++++ Task data

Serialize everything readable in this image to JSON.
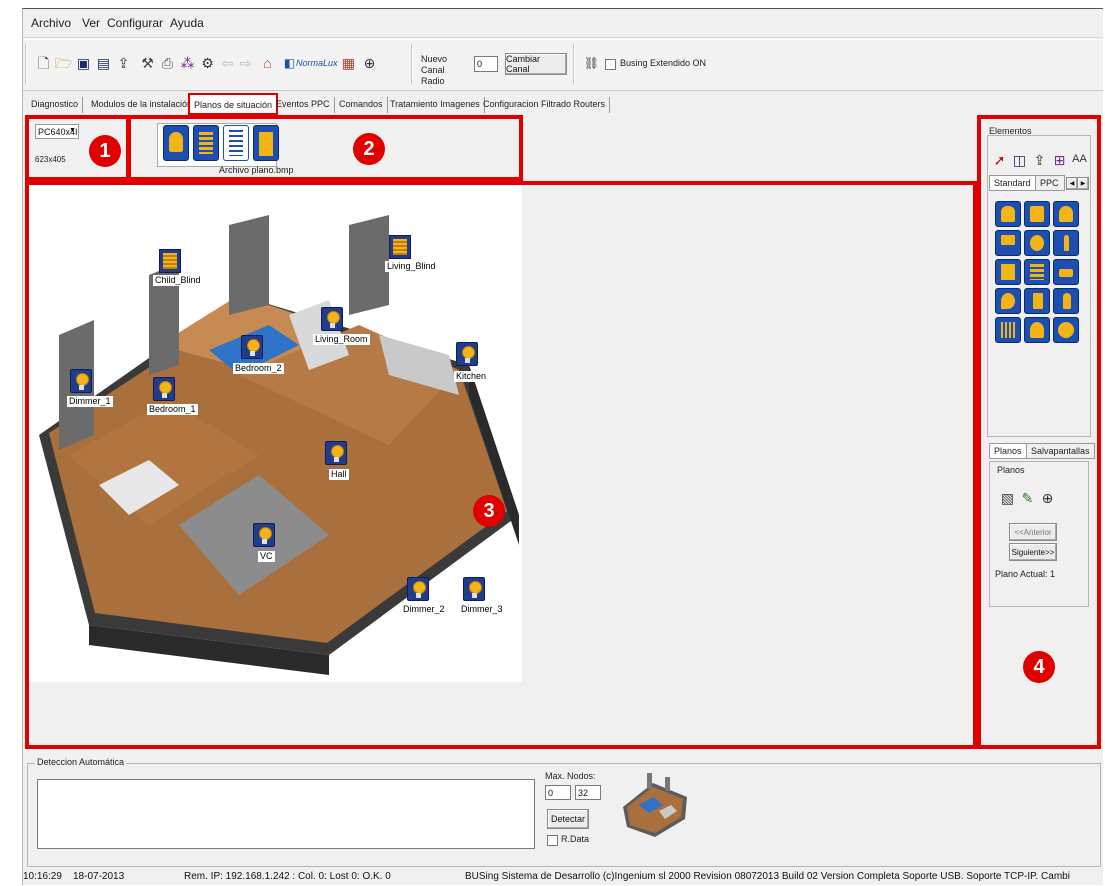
{
  "menu": [
    "Archivo",
    "Ver",
    "Configurar",
    "Ayuda"
  ],
  "toolbar": {
    "normalux_label": "NormaLux",
    "nuevo_canal_label": "Nuevo Canal Radio",
    "canal_value": "0",
    "cambiar_canal_label": "Cambiar Canal",
    "busing_extendido_label": "Busing Extendido ON"
  },
  "tabs": [
    {
      "label": "Diagnostico",
      "active": false
    },
    {
      "label": "Modulos de la instalación",
      "active": false
    },
    {
      "label": "Planos de situación",
      "active": true
    },
    {
      "label": "Eventos PPC",
      "active": false
    },
    {
      "label": "Comandos",
      "active": false
    },
    {
      "label": "Tratamiento Imagenes",
      "active": false
    },
    {
      "label": "Configuracion Filtrado Routers",
      "active": false
    }
  ],
  "resolution": {
    "selected": "PC640x4I",
    "size": "623x405"
  },
  "file": {
    "name": "Archivo plano.bmp"
  },
  "badges": [
    "1",
    "2",
    "3",
    "4"
  ],
  "plan": {
    "devices": [
      {
        "label": "Child_Blind",
        "type": "blind"
      },
      {
        "label": "Living_Blind",
        "type": "blind"
      },
      {
        "label": "Living_Room",
        "type": "bulb"
      },
      {
        "label": "Bedroom_2",
        "type": "bulb"
      },
      {
        "label": "Kitchen",
        "type": "bulb"
      },
      {
        "label": "Dimmer_1",
        "type": "bulb"
      },
      {
        "label": "Bedroom_1",
        "type": "bulb"
      },
      {
        "label": "Hall",
        "type": "bulb"
      },
      {
        "label": "VC",
        "type": "bulb"
      },
      {
        "label": "Dimmer_2",
        "type": "bulb"
      },
      {
        "label": "Dimmer_3",
        "type": "bulb"
      }
    ]
  },
  "elements_panel": {
    "title": "Elementos",
    "tabs": [
      "Standard",
      "PPC"
    ],
    "bottom_tabs": [
      "Planos",
      "Salvapantallas"
    ],
    "planos_group": "Planos",
    "anterior": "<<Anterior",
    "siguiente": "Siguiente>>",
    "plano_actual": "Plano Actual: 1"
  },
  "deteccion": {
    "title": "Deteccion Automática",
    "max_nodos_label": "Max. Nodos:",
    "min_value": "0",
    "max_value": "32",
    "detectar": "Detectar",
    "rdata": "R.Data"
  },
  "status": {
    "time": "10:16:29",
    "date": "18-07-2013",
    "rem_ip": "Rem. IP: 192.168.1.242 : Col. 0: Lost 0: O.K. 0",
    "info": "BUSing Sistema de Desarrollo (c)Ingenium sl 2000 Revision 08072013 Build 02 Version Completa Soporte USB. Soporte TCP-IP. Cambi"
  },
  "colors": {
    "highlight": "#e00000",
    "icon_blue": "#1f3d8c",
    "icon_yellow": "#f2b416"
  }
}
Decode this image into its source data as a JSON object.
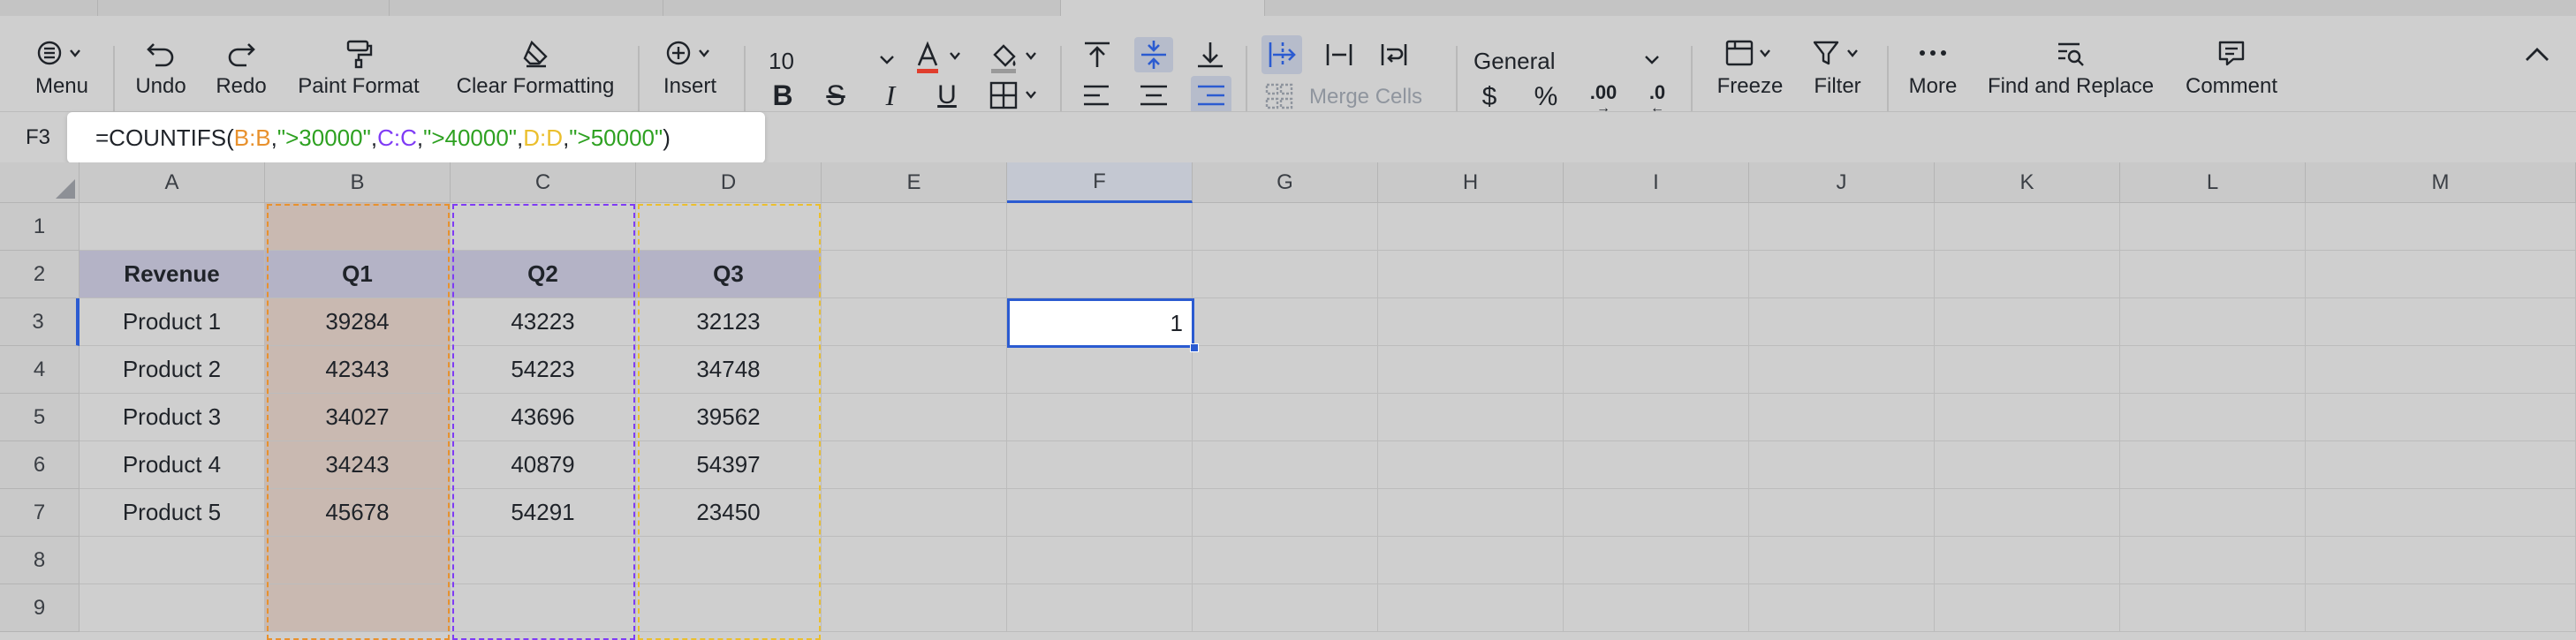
{
  "toolbar": {
    "menu_label": "Menu",
    "undo_label": "Undo",
    "redo_label": "Redo",
    "paint_format_label": "Paint Format",
    "clear_formatting_label": "Clear Formatting",
    "insert_label": "Insert",
    "font_size": "10",
    "merge_cells_label": "Merge Cells",
    "number_format": "General",
    "currency_symbol": "$",
    "percent_symbol": "%",
    "freeze_label": "Freeze",
    "filter_label": "Filter",
    "more_label": "More",
    "find_replace_label": "Find and Replace",
    "comment_label": "Comment",
    "bold_glyph": "B",
    "strike_glyph": "S",
    "italic_glyph": "I",
    "underline_glyph": "U",
    "decimal_inc": ".00",
    "decimal_dec": ".0",
    "text_color_glyph": "A",
    "text_color": "#e03e2d",
    "accent_color": "#2b5bd1"
  },
  "formula_bar": {
    "cell_ref": "F3",
    "formula_parts": [
      {
        "text": "=COUNTIFS(",
        "color": "#1f2329"
      },
      {
        "text": "B:B",
        "color": "#e8912d"
      },
      {
        "text": ",",
        "color": "#1f2329"
      },
      {
        "text": "\">30000\"",
        "color": "#2ea121"
      },
      {
        "text": ",",
        "color": "#1f2329"
      },
      {
        "text": "C:C",
        "color": "#7f3bf5"
      },
      {
        "text": ",",
        "color": "#1f2329"
      },
      {
        "text": "\">40000\"",
        "color": "#2ea121"
      },
      {
        "text": ",",
        "color": "#1f2329"
      },
      {
        "text": "D:D",
        "color": "#ebbf2d"
      },
      {
        "text": ",",
        "color": "#1f2329"
      },
      {
        "text": "\">50000\"",
        "color": "#2ea121"
      },
      {
        "text": ")",
        "color": "#1f2329"
      }
    ]
  },
  "sheet": {
    "columns": [
      "A",
      "B",
      "C",
      "D",
      "E",
      "F",
      "G",
      "H",
      "I",
      "J",
      "K",
      "L",
      "M"
    ],
    "rows": [
      "1",
      "2",
      "3",
      "4",
      "5",
      "6",
      "7",
      "8",
      "9"
    ],
    "header_row": [
      "Revenue",
      "Q1",
      "Q2",
      "Q3"
    ],
    "data_rows": [
      [
        "Product 1",
        "39284",
        "43223",
        "32123"
      ],
      [
        "Product 2",
        "42343",
        "54223",
        "34748"
      ],
      [
        "Product 3",
        "34027",
        "43696",
        "39562"
      ],
      [
        "Product 4",
        "34243",
        "40879",
        "54397"
      ],
      [
        "Product 5",
        "45678",
        "54291",
        "23450"
      ]
    ],
    "active_cell_value": "1",
    "range_colors": {
      "B": "#e8912d",
      "C": "#7f3bf5",
      "D": "#ebbf2d"
    },
    "header_fill": "#b4b3c6",
    "q1_fill": "#c9b9b1"
  }
}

++++++++

This task calls for the listing to be restated exactly, with images omitted.

The completed task -
Serialize everything readable in this image to JSON.
{
  "menu": [
    "Archivo",
    "Ver",
    "Configurar",
    "Ayuda"
  ],
  "toolbar": {
    "normalux_label": "NormaLux",
    "nuevo_canal_label": "Nuevo Canal Radio",
    "canal_value": "0",
    "cambiar_canal_label": "Cambiar Canal",
    "busing_extendido_label": "Busing Extendido ON"
  },
  "tabs": [
    {
      "label": "Diagnostico",
      "active": false
    },
    {
      "label": "Modulos de la instalación",
      "active": false
    },
    {
      "label": "Planos de situación",
      "active": true
    },
    {
      "label": "Eventos PPC",
      "active": false
    },
    {
      "label": "Comandos",
      "active": false
    },
    {
      "label": "Tratamiento Imagenes",
      "active": false
    },
    {
      "label": "Configuracion Filtrado Routers",
      "active": false
    }
  ],
  "resolution": {
    "selected": "PC640x4I",
    "size": "623x405"
  },
  "file": {
    "name": "Archivo plano.bmp"
  },
  "badges": [
    "1",
    "2",
    "3",
    "4"
  ],
  "plan": {
    "devices": [
      {
        "label": "Child_Blind",
        "type": "blind"
      },
      {
        "label": "Living_Blind",
        "type": "blind"
      },
      {
        "label": "Living_Room",
        "type": "bulb"
      },
      {
        "label": "Bedroom_2",
        "type": "bulb"
      },
      {
        "label": "Kitchen",
        "type": "bulb"
      },
      {
        "label": "Dimmer_1",
        "type": "bulb"
      },
      {
        "label": "Bedroom_1",
        "type": "bulb"
      },
      {
        "label": "Hall",
        "type": "bulb"
      },
      {
        "label": "VC",
        "type": "bulb"
      },
      {
        "label": "Dimmer_2",
        "type": "bulb"
      },
      {
        "label": "Dimmer_3",
        "type": "bulb"
      }
    ]
  },
  "elements_panel": {
    "title": "Elementos",
    "tabs": [
      "Standard",
      "PPC"
    ],
    "bottom_tabs": [
      "Planos",
      "Salvapantallas"
    ],
    "planos_group": "Planos",
    "anterior": "<<Anterior",
    "siguiente": "Siguiente>>",
    "plano_actual": "Plano Actual: 1"
  },
  "deteccion": {
    "title": "Deteccion Automática",
    "max_nodos_label": "Max. Nodos:",
    "min_value": "0",
    "max_value": "32",
    "detectar": "Detectar",
    "rdata": "R.Data"
  },
  "status": {
    "time": "10:16:29",
    "date": "18-07-2013",
    "rem_ip": "Rem. IP: 192.168.1.242 : Col. 0: Lost 0: O.K. 0",
    "info": "BUSing Sistema de Desarrollo (c)Ingenium sl 2000 Revision 08072013 Build 02 Version Completa Soporte USB. Soporte TCP-IP. Cambi"
  },
  "colors": {
    "highlight": "#e00000",
    "icon_blue": "#1f3d8c",
    "icon_yellow": "#f2b416"
  }
}
Decode this image into its source data as a JSON object.
{
  "toolbar": {
    "menu_label": "Menu",
    "undo_label": "Undo",
    "redo_label": "Redo",
    "paint_format_label": "Paint Format",
    "clear_formatting_label": "Clear Formatting",
    "insert_label": "Insert",
    "font_size": "10",
    "merge_cells_label": "Merge Cells",
    "number_format": "General",
    "currency_symbol": "$",
    "percent_symbol": "%",
    "freeze_label": "Freeze",
    "filter_label": "Filter",
    "more_label": "More",
    "find_replace_label": "Find and Replace",
    "comment_label": "Comment",
    "bold_glyph": "B",
    "strike_glyph": "S",
    "italic_glyph": "I",
    "underline_glyph": "U",
    "decimal_inc": ".00",
    "decimal_dec": ".0",
    "text_color_glyph": "A",
    "text_color": "#e03e2d",
    "accent_color": "#2b5bd1"
  },
  "formula_bar": {
    "cell_ref": "F3",
    "formula_parts": [
      {
        "text": "=COUNTIFS(",
        "color": "#1f2329"
      },
      {
        "text": "B:B",
        "color": "#e8912d"
      },
      {
        "text": ",",
        "color": "#1f2329"
      },
      {
        "text": "\">30000\"",
        "color": "#2ea121"
      },
      {
        "text": ",",
        "color": "#1f2329"
      },
      {
        "text": "C:C",
        "color": "#7f3bf5"
      },
      {
        "text": ",",
        "color": "#1f2329"
      },
      {
        "text": "\">40000\"",
        "color": "#2ea121"
      },
      {
        "text": ",",
        "color": "#1f2329"
      },
      {
        "text": "D:D",
        "color": "#ebbf2d"
      },
      {
        "text": ",",
        "color": "#1f2329"
      },
      {
        "text": "\">50000\"",
        "color": "#2ea121"
      },
      {
        "text": ")",
        "color": "#1f2329"
      }
    ]
  },
  "sheet": {
    "columns": [
      "A",
      "B",
      "C",
      "D",
      "E",
      "F",
      "G",
      "H",
      "I",
      "J",
      "K",
      "L",
      "M"
    ],
    "rows": [
      "1",
      "2",
      "3",
      "4",
      "5",
      "6",
      "7",
      "8",
      "9"
    ],
    "header_row": [
      "Revenue",
      "Q1",
      "Q2",
      "Q3"
    ],
    "data_rows": [
      [
        "Product 1",
        "39284",
        "43223",
        "32123"
      ],
      [
        "Product 2",
        "42343",
        "54223",
        "34748"
      ],
      [
        "Product 3",
        "34027",
        "43696",
        "39562"
      ],
      [
        "Product 4",
        "34243",
        "40879",
        "54397"
      ],
      [
        "Product 5",
        "45678",
        "54291",
        "23450"
      ]
    ],
    "active_cell_value": "1",
    "range_colors": {
      "B": "#e8912d",
      "C": "#7f3bf5",
      "D": "#ebbf2d"
    },
    "header_fill": "#b4b3c6",
    "q1_fill": "#c9b9b1"
  }
}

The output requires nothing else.